Instructions for the task:
Omit every picture while repeating the entries exactly.

Entries with figure data:
-- -- --

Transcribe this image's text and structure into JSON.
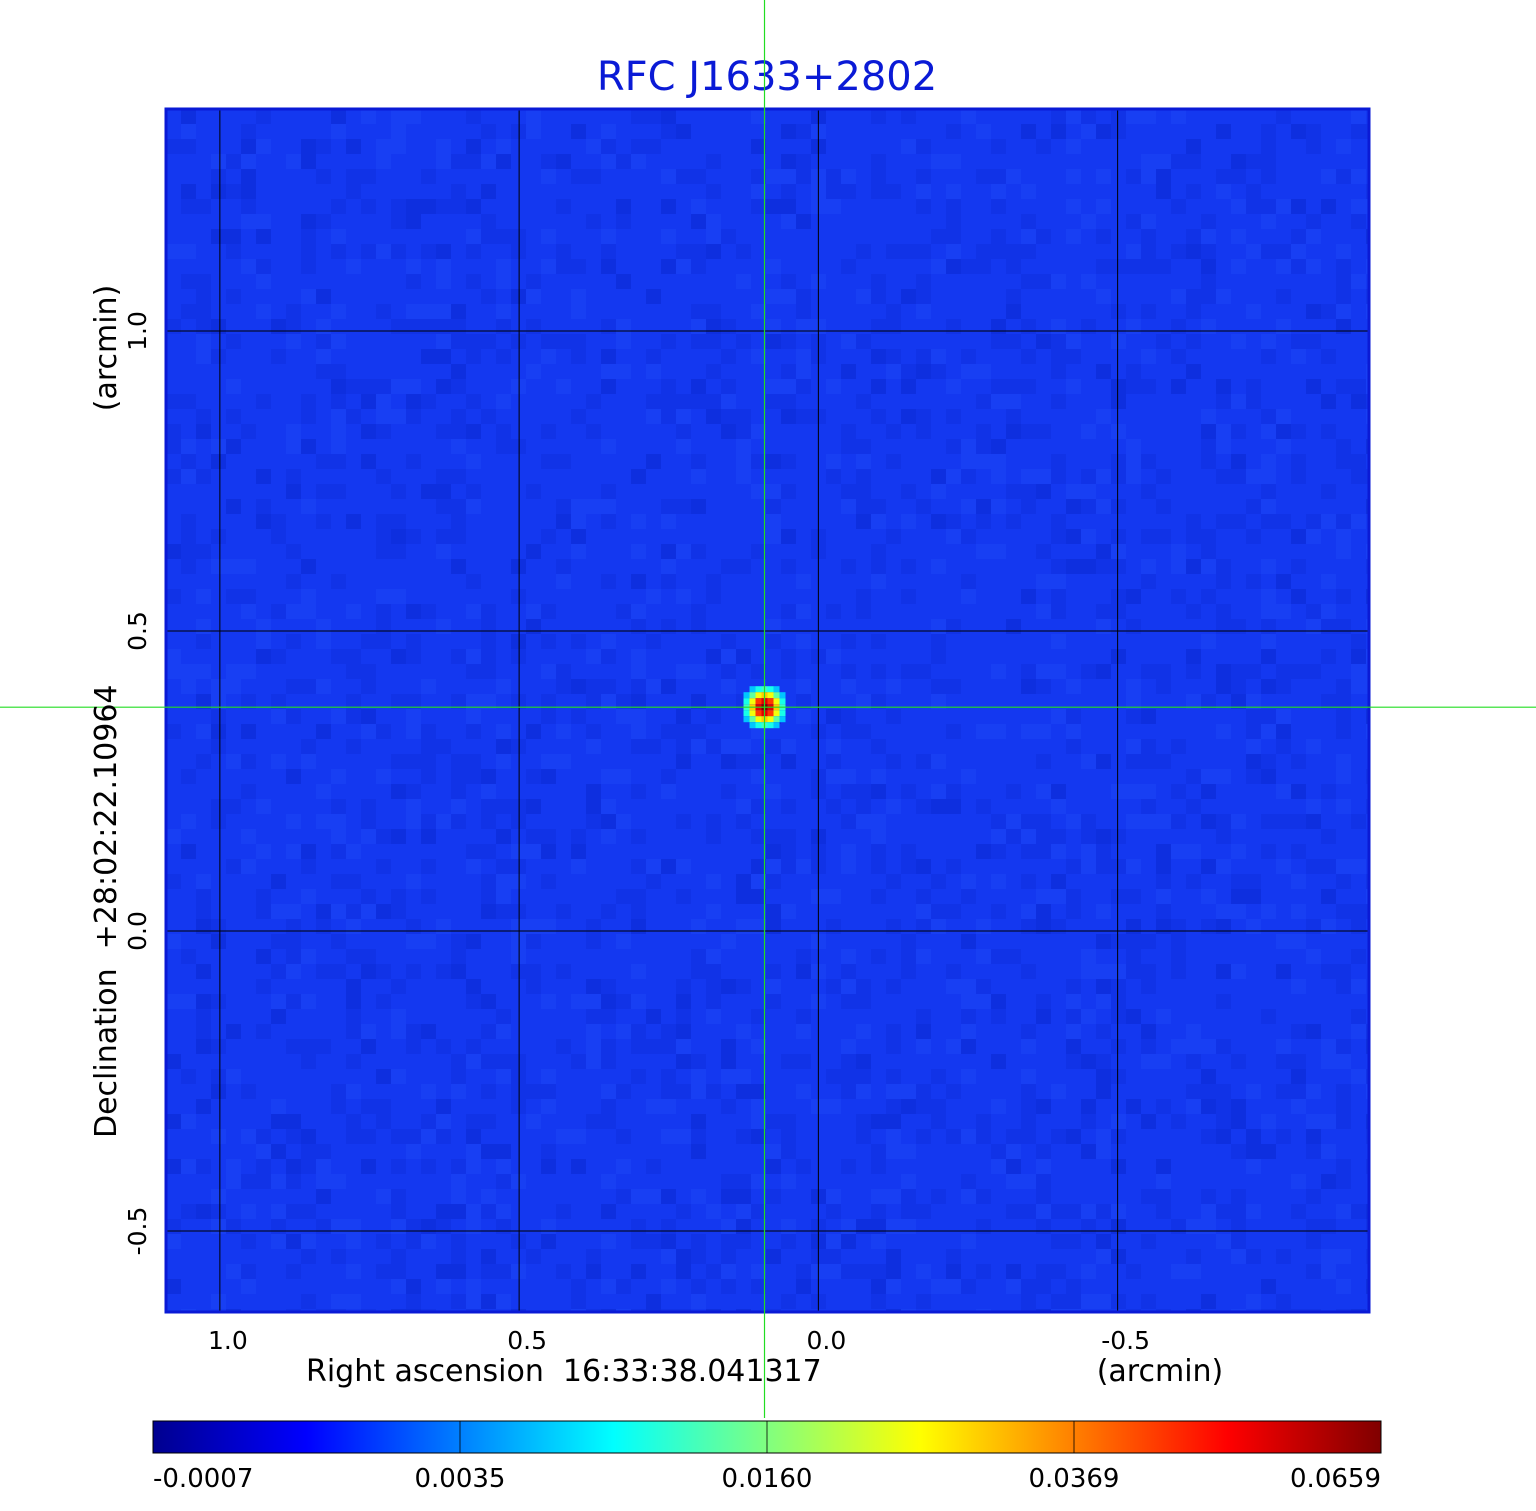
{
  "chart_data": {
    "type": "heatmap",
    "title": "RFC J1633+2802",
    "xlabel": "Right ascension  16:33:38.041317",
    "xunit": "(arcmin)",
    "ylabel": "Declination  +28:02:22.10964",
    "yunit": "(arcmin)",
    "x_axis_reversed": true,
    "xlim": [
      1.09,
      -0.92
    ],
    "ylim": [
      -0.635,
      1.37
    ],
    "x_ticks": [
      1.0,
      0.5,
      0.0,
      -0.5
    ],
    "x_tick_labels": [
      "1.0",
      "0.5",
      "0.0",
      "-0.5"
    ],
    "y_ticks": [
      -0.5,
      0.0,
      0.5,
      1.0
    ],
    "y_tick_labels": [
      "-0.5",
      "0.0",
      "0.5",
      "1.0"
    ],
    "grid": true,
    "crosshair": {
      "x": 0.09,
      "y": 0.373
    },
    "source_peak": {
      "x": 0.09,
      "y": 0.373,
      "value": 0.0659
    },
    "background_level": 0.0018,
    "colormap": "jet",
    "colorbar_ticks": [
      -0.0007,
      0.0035,
      0.016,
      0.0369,
      0.0659
    ],
    "colorbar_labels": [
      "-0.0007",
      "0.0035",
      "0.0160",
      "0.0369",
      "0.0659"
    ],
    "colorbar_range": [
      -0.0007,
      0.0659
    ],
    "colors": {
      "title": "#0a1ad6",
      "crosshair": "#22dd22",
      "grid": "#000000",
      "background_map": "#1438f0"
    }
  }
}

-- -- --

Written answer:
Transcribe this image's text and structure into JSON.
{
  "chart_data": {
    "type": "heatmap",
    "title": "RFC J1633+2802",
    "xlabel": "Right ascension  16:33:38.041317",
    "xunit": "(arcmin)",
    "ylabel": "Declination  +28:02:22.10964",
    "yunit": "(arcmin)",
    "x_axis_reversed": true,
    "xlim": [
      1.09,
      -0.92
    ],
    "ylim": [
      -0.635,
      1.37
    ],
    "x_ticks": [
      1.0,
      0.5,
      0.0,
      -0.5
    ],
    "x_tick_labels": [
      "1.0",
      "0.5",
      "0.0",
      "-0.5"
    ],
    "y_ticks": [
      -0.5,
      0.0,
      0.5,
      1.0
    ],
    "y_tick_labels": [
      "-0.5",
      "0.0",
      "0.5",
      "1.0"
    ],
    "grid": true,
    "crosshair": {
      "x": 0.09,
      "y": 0.373
    },
    "source_peak": {
      "x": 0.09,
      "y": 0.373,
      "value": 0.0659
    },
    "background_level": 0.0018,
    "colormap": "jet",
    "colorbar_ticks": [
      -0.0007,
      0.0035,
      0.016,
      0.0369,
      0.0659
    ],
    "colorbar_labels": [
      "-0.0007",
      "0.0035",
      "0.0160",
      "0.0369",
      "0.0659"
    ],
    "colorbar_range": [
      -0.0007,
      0.0659
    ],
    "colors": {
      "title": "#0a1ad6",
      "crosshair": "#22dd22",
      "grid": "#000000",
      "background_map": "#1438f0"
    }
  }
}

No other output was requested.